▸ **Exercise aim**: Select and reproduce each line of the listing below that bears the string "moment".

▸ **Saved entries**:
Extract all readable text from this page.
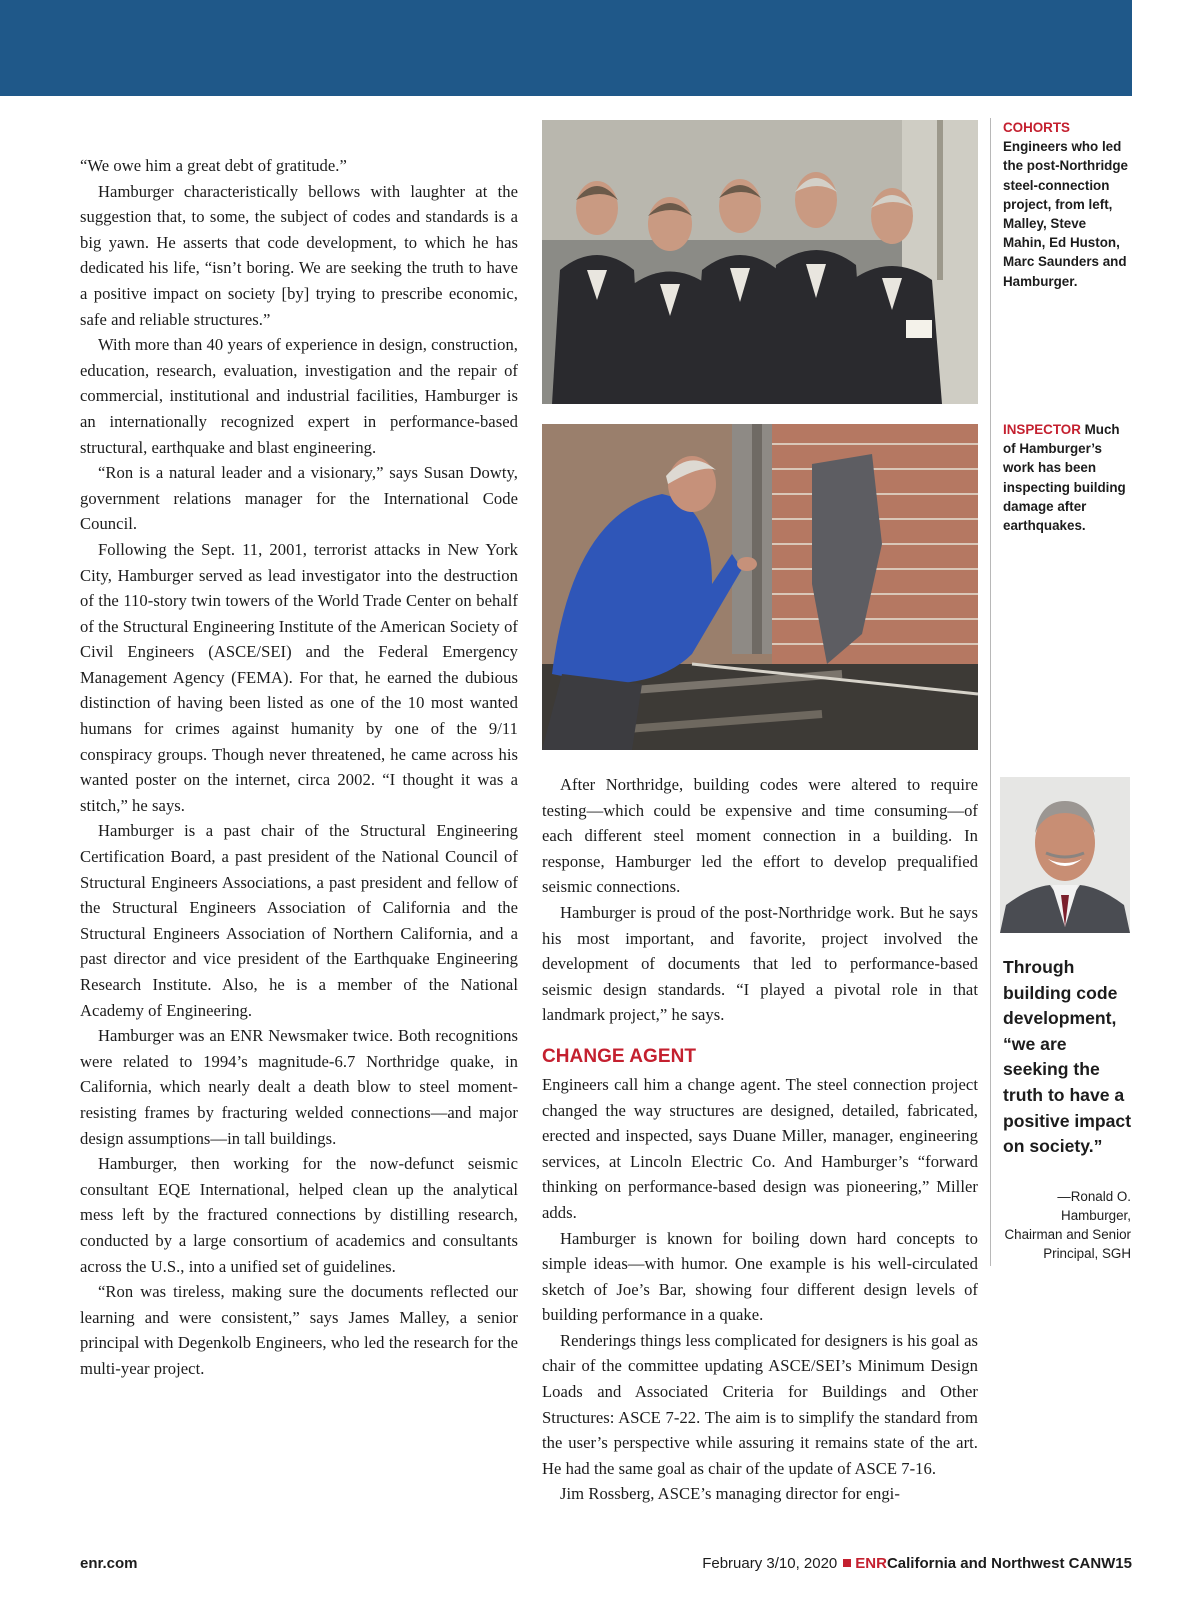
“We owe him a great debt of gratitude.”

Hamburger characteristically bellows with laughter at the suggestion that, to some, the subject of codes and standards is a big yawn. He asserts that code development, to which he has dedicated his life, “isn’t boring. We are seeking the truth to have a positive impact on society [by] trying to prescribe economic, safe and reliable structures.”

With more than 40 years of experience in design, construction, education, research, evaluation, investigation and the repair of commercial, institutional and industrial facilities, Hamburger is an internationally recognized expert in performance-based structural, earthquake and blast engineering.

“Ron is a natural leader and a visionary,” says Susan Dowty, government relations manager for the International Code Council.

Following the Sept. 11, 2001, terrorist attacks in New York City, Hamburger served as lead investigator into the destruction of the 110-story twin towers of the World Trade Center on behalf of the Structural Engineering Institute of the American Society of Civil Engineers (ASCE/SEI) and the Federal Emergency Management Agency (FEMA). For that, he earned the dubious distinction of having been listed as one of the 10 most wanted humans for crimes against humanity by one of the 9/11 conspiracy groups. Though never threatened, he came across his wanted poster on the internet, circa 2002. “I thought it was a stitch,” he says.

Hamburger is a past chair of the Structural Engineering Certification Board, a past president of the National Council of Structural Engineers Associations, a past president and fellow of the Structural Engineers Association of California and the Structural Engineers Association of Northern California, and a past director and vice president of the Earthquake Engineering Research Institute. Also, he is a member of the National Academy of Engineering.

Hamburger was an ENR Newsmaker twice. Both recognitions were related to 1994’s magnitude-6.7 Northridge quake, in California, which nearly dealt a death blow to steel moment-resisting frames by fracturing welded connections—and major design assumptions—in tall buildings.

Hamburger, then working for the now-defunct seismic consultant EQE International, helped clean up the analytical mess left by the fractured connections by distilling research, conducted by a large consortium of academics and consultants across the U.S., into a unified set of guidelines.

“Ron was tireless, making sure the documents reflected our learning and were consistent,” says James Malley, a senior principal with Degenkolb Engineers, who led the research for the multi-year project.

After Northridge, building codes were altered to require testing—which could be expensive and time consuming—of each different steel moment connection in a building. In response, Hamburger led the effort to develop prequalified seismic connections.

Hamburger is proud of the post-Northridge work. But he says his most important, and favorite, project involved the development of documents that led to performance-based seismic design standards. “I played a pivotal role in that landmark project,” he says.

CHANGE AGENT

Engineers call him a change agent. The steel connection project changed the way structures are designed, detailed, fabricated, erected and inspected, says Duane Miller, manager, engineering services, at Lincoln Electric Co. And Hamburger’s “forward thinking on performance-based design was pioneering,” Miller adds.

Hamburger is known for boiling down hard concepts to simple ideas—with humor. One example is his well-circulated sketch of Joe’s Bar, showing four different design levels of building performance in a quake.

Renderings things less complicated for designers is his goal as chair of the committee updating ASCE/SEI’s Minimum Design Loads and Associated Criteria for Buildings and Other Structures: ASCE 7-22. The aim is to simplify the standard from the user’s perspective while assuring it remains state of the art. He had the same goal as chair of the update of ASCE 7-16.

Jim Rossberg, ASCE’s managing director for engi-

COHORTS
Engineers who led the post-Northridge steel-connection project, from left, Malley, Steve Mahin, Ed Huston, Marc Saunders and Hamburger.
INSPECTOR Much of Hamburger’s work has been inspecting building damage after earthquakes.
Through building code development, “we are seeking the truth to have a positive impact on society.”
—Ronald O. Hamburger, Chairman and Senior Principal, SGH
enr.com	February 3/10, 2020 ENRCalifornia and Northwest CANW15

▸ **Task response**:
Hamburger was an ENR Newsmaker twice. Both recognitions were related to 1994’s magnitude-6.7 Northridge quake, in California, which nearly dealt a death blow to steel moment-resisting frames by fracturing welded connections—and major design assumptions—in tall buildings.
After Northridge, building codes were altered to require testing—which could be expensive and time consuming—of each different steel moment connection in a building. In response, Hamburger led the effort to develop prequalified seismic connections.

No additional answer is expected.